▶ **SET PROBLEM**: List all lines in the material below that contain "dagegen".

═══ PROVIDED RECORDS

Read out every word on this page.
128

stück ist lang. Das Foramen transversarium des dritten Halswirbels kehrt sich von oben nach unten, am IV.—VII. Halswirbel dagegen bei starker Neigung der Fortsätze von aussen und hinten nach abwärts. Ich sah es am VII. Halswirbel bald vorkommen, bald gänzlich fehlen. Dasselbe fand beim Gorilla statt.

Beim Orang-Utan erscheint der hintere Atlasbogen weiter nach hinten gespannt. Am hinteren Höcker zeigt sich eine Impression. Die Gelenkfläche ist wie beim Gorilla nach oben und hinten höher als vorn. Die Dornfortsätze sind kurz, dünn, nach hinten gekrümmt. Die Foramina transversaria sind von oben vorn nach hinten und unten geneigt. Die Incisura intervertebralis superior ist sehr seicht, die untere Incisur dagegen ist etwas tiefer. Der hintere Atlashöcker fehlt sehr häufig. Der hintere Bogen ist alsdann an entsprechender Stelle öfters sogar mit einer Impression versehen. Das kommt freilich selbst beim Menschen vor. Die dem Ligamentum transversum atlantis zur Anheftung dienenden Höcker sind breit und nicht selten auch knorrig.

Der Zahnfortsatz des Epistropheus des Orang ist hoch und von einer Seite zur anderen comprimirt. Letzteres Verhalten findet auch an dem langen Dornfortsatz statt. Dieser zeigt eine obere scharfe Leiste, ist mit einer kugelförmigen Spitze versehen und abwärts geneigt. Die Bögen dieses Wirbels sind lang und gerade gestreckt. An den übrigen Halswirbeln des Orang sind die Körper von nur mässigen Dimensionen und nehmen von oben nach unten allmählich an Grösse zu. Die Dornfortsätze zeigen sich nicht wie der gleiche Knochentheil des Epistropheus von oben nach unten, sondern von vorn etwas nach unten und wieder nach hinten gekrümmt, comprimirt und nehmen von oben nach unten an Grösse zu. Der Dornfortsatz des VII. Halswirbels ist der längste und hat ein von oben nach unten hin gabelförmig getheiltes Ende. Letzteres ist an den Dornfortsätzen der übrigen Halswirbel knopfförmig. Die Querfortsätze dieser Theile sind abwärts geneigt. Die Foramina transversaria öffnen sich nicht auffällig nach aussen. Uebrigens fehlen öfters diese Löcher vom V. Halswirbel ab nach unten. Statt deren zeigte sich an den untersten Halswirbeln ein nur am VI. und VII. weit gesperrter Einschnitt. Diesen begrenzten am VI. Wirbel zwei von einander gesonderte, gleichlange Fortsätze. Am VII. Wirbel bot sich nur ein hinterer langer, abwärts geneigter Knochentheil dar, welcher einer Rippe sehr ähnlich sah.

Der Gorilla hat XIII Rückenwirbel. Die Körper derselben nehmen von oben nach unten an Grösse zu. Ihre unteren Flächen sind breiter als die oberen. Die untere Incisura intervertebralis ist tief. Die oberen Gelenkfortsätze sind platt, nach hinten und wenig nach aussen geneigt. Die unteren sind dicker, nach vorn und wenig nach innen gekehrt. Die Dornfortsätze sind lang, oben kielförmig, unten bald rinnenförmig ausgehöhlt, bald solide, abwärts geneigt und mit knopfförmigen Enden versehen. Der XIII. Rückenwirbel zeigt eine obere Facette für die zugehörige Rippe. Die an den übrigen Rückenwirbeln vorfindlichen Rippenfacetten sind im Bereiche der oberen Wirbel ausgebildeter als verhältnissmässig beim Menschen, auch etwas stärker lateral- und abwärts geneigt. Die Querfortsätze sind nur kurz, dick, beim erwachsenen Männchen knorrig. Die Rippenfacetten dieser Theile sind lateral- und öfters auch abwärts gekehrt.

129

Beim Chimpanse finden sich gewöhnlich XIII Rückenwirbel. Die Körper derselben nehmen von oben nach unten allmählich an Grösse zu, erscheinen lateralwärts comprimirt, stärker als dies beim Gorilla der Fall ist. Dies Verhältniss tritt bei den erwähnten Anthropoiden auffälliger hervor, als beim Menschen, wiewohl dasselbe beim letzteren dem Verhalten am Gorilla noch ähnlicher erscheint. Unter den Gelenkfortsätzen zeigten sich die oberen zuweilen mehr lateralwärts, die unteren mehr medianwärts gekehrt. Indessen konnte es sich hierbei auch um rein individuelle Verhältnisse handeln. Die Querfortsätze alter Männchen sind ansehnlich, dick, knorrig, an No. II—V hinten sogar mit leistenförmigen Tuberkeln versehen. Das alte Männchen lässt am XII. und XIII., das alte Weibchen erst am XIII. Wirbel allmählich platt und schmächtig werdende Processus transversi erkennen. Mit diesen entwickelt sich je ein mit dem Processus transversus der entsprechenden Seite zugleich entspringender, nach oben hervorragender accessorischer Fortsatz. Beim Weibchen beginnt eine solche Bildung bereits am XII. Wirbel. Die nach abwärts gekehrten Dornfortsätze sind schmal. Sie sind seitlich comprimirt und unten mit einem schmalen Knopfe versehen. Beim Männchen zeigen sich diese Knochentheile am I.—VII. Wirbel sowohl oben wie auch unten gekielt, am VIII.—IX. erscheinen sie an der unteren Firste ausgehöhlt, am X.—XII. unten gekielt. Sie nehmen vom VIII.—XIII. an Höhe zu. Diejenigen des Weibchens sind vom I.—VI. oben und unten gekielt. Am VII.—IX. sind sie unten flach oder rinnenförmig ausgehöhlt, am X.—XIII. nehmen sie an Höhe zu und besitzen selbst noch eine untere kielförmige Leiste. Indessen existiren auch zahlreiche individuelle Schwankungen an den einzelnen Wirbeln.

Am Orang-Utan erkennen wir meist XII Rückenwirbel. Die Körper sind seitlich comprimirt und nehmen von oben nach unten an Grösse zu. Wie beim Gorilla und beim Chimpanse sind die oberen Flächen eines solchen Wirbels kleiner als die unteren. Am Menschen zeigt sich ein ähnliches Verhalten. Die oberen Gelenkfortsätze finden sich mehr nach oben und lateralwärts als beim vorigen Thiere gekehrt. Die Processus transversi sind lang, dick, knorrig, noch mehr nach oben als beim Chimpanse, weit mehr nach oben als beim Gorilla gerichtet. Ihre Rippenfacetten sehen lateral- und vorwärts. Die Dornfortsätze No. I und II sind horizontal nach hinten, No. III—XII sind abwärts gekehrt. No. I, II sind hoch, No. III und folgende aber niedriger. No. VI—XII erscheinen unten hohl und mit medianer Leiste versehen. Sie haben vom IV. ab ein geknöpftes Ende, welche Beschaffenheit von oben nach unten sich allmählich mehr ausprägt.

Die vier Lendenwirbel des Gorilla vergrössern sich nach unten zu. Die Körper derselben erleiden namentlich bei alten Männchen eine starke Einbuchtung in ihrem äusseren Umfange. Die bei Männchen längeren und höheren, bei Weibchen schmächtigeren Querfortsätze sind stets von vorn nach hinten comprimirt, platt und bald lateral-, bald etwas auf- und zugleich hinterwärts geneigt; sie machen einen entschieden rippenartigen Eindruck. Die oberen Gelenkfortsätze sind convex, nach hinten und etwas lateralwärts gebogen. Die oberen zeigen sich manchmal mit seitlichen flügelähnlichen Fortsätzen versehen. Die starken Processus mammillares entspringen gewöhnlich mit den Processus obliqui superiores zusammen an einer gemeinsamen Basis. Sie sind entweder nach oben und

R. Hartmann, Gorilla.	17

══════

▶ **RESPONSE**:
stück ist lang. Das Foramen transversarium des dritten Halswirbels kehrt sich von oben nach unten, am IV.—VII. Halswirbel dagegen bei starker Neigung der Fortsätze von aussen und hinten nach abwärts. Ich sah es am VII. Halswirbel bald vorkommen, bald gänzlich fehlen. Dasselbe fand beim Gorilla statt.
Beim Orang-Utan erscheint der hintere Atlasbogen weiter nach hinten gespannt. Am hinteren Höcker zeigt sich eine Impression. Die Gelenkfläche ist wie beim Gorilla nach oben und hinten höher als vorn. Die Dornfortsätze sind kurz, dünn, nach hinten gekrümmt. Die Foramina transversaria sind von oben vorn nach hinten und unten geneigt. Die Incisura intervertebralis superior ist sehr seicht, die untere Incisur dagegen ist etwas tiefer. Der hintere Atlashöcker fehlt sehr häufig. Der hintere Bogen ist alsdann an entsprechender Stelle öfters sogar mit einer Impression versehen. Das kommt freilich selbst beim Menschen vor. Die dem Ligamentum transversum atlantis zur Anheftung dienenden Höcker sind breit und nicht selten auch knorrig.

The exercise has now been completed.